- **STORED ROWS**:
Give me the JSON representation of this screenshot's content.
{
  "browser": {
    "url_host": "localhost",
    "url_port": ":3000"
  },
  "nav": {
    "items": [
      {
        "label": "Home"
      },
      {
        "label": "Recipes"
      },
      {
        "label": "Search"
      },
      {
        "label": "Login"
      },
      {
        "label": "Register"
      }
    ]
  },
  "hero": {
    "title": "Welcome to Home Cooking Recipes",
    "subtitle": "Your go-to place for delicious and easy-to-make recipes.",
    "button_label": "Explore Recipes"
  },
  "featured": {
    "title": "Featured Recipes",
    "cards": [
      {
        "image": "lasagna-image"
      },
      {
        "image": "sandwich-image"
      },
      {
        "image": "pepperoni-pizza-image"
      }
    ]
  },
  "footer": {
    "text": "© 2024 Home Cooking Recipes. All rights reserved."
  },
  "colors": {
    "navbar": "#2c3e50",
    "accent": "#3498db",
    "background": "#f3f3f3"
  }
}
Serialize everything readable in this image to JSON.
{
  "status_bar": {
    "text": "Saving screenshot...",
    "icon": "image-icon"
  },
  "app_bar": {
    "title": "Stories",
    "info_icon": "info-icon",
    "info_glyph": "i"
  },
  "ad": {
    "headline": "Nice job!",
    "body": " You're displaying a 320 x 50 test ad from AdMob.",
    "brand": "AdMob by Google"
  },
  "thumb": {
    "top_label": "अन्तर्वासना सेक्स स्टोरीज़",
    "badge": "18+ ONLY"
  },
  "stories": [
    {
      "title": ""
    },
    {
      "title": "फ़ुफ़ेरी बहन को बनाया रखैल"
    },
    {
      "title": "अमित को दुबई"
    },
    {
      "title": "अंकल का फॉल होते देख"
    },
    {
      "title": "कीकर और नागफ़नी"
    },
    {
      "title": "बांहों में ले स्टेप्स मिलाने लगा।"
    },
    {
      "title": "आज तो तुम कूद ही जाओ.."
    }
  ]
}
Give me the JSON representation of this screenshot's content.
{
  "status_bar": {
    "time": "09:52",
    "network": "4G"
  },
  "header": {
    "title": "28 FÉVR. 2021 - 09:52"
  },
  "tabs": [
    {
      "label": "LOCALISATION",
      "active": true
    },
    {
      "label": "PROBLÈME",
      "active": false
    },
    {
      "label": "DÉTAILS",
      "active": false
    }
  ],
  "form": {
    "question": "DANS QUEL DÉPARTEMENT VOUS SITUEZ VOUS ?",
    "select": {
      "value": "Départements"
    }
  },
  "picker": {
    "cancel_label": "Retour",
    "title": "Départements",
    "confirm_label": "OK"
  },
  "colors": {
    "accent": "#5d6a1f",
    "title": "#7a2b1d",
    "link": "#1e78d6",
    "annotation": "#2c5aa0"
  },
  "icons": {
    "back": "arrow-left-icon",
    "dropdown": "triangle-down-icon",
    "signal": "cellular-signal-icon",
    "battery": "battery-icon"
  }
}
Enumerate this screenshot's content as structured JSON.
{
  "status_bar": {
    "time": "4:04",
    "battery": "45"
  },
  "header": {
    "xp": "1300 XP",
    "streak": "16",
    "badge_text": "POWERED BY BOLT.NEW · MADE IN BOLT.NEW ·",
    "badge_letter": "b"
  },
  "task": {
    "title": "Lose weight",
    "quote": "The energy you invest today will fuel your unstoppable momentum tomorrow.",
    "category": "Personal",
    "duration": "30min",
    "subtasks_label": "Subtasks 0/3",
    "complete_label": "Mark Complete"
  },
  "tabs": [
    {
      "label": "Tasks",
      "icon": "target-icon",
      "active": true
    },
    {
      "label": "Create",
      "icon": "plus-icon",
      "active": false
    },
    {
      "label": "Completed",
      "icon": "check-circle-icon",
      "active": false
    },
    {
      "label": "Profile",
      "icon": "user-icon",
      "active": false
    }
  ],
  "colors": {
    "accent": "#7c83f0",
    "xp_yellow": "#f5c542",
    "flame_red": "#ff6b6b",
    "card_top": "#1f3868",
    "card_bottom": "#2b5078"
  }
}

- **THE TASK**: Repeat every record, keeping each word and mark exactly as it is.

- **EXERCISE SOLUTION**:
Give me the JSON representation of this screenshot's content.
{
  "browser": {
    "url_host": "localhost",
    "url_port": ":3000"
  },
  "nav": {
    "items": [
      {
        "label": "Home"
      },
      {
        "label": "Recipes"
      },
      {
        "label": "Search"
      },
      {
        "label": "Login"
      },
      {
        "label": "Register"
      }
    ]
  },
  "hero": {
    "title": "Welcome to Home Cooking Recipes",
    "subtitle": "Your go-to place for delicious and easy-to-make recipes.",
    "button_label": "Explore Recipes"
  },
  "featured": {
    "title": "Featured Recipes",
    "cards": [
      {
        "image": "lasagna-image"
      },
      {
        "image": "sandwich-image"
      },
      {
        "image": "pepperoni-pizza-image"
      }
    ]
  },
  "footer": {
    "text": "© 2024 Home Cooking Recipes. All rights reserved."
  },
  "colors": {
    "navbar": "#2c3e50",
    "accent": "#3498db",
    "background": "#f3f3f3"
  }
}
Serialize everything readable in this image to JSON.
{
  "status_bar": {
    "text": "Saving screenshot...",
    "icon": "image-icon"
  },
  "app_bar": {
    "title": "Stories",
    "info_icon": "info-icon",
    "info_glyph": "i"
  },
  "ad": {
    "headline": "Nice job!",
    "body": " You're displaying a 320 x 50 test ad from AdMob.",
    "brand": "AdMob by Google"
  },
  "thumb": {
    "top_label": "अन्तर्वासना सेक्स स्टोरीज़",
    "badge": "18+ ONLY"
  },
  "stories": [
    {
      "title": ""
    },
    {
      "title": "फ़ुफ़ेरी बहन को बनाया रखैल"
    },
    {
      "title": "अमित को दुबई"
    },
    {
      "title": "अंकल का फॉल होते देख"
    },
    {
      "title": "कीकर और नागफ़नी"
    },
    {
      "title": "बांहों में ले स्टेप्स मिलाने लगा।"
    },
    {
      "title": "आज तो तुम कूद ही जाओ.."
    }
  ]
}
Give me the JSON representation of this screenshot's content.
{
  "status_bar": {
    "time": "09:52",
    "network": "4G"
  },
  "header": {
    "title": "28 FÉVR. 2021 - 09:52"
  },
  "tabs": [
    {
      "label": "LOCALISATION",
      "active": true
    },
    {
      "label": "PROBLÈME",
      "active": false
    },
    {
      "label": "DÉTAILS",
      "active": false
    }
  ],
  "form": {
    "question": "DANS QUEL DÉPARTEMENT VOUS SITUEZ VOUS ?",
    "select": {
      "value": "Départements"
    }
  },
  "picker": {
    "cancel_label": "Retour",
    "title": "Départements",
    "confirm_label": "OK"
  },
  "colors": {
    "accent": "#5d6a1f",
    "title": "#7a2b1d",
    "link": "#1e78d6",
    "annotation": "#2c5aa0"
  },
  "icons": {
    "back": "arrow-left-icon",
    "dropdown": "triangle-down-icon",
    "signal": "cellular-signal-icon",
    "battery": "battery-icon"
  }
}
Enumerate this screenshot's content as structured JSON.
{
  "status_bar": {
    "time": "4:04",
    "battery": "45"
  },
  "header": {
    "xp": "1300 XP",
    "streak": "16",
    "badge_text": "POWERED BY BOLT.NEW · MADE IN BOLT.NEW ·",
    "badge_letter": "b"
  },
  "task": {
    "title": "Lose weight",
    "quote": "The energy you invest today will fuel your unstoppable momentum tomorrow.",
    "category": "Personal",
    "duration": "30min",
    "subtasks_label": "Subtasks 0/3",
    "complete_label": "Mark Complete"
  },
  "tabs": [
    {
      "label": "Tasks",
      "icon": "target-icon",
      "active": true
    },
    {
      "label": "Create",
      "icon": "plus-icon",
      "active": false
    },
    {
      "label": "Completed",
      "icon": "check-circle-icon",
      "active": false
    },
    {
      "label": "Profile",
      "icon": "user-icon",
      "active": false
    }
  ],
  "colors": {
    "accent": "#7c83f0",
    "xp_yellow": "#f5c542",
    "flame_red": "#ff6b6b",
    "card_top": "#1f3868",
    "card_bottom": "#2b5078"
  }
}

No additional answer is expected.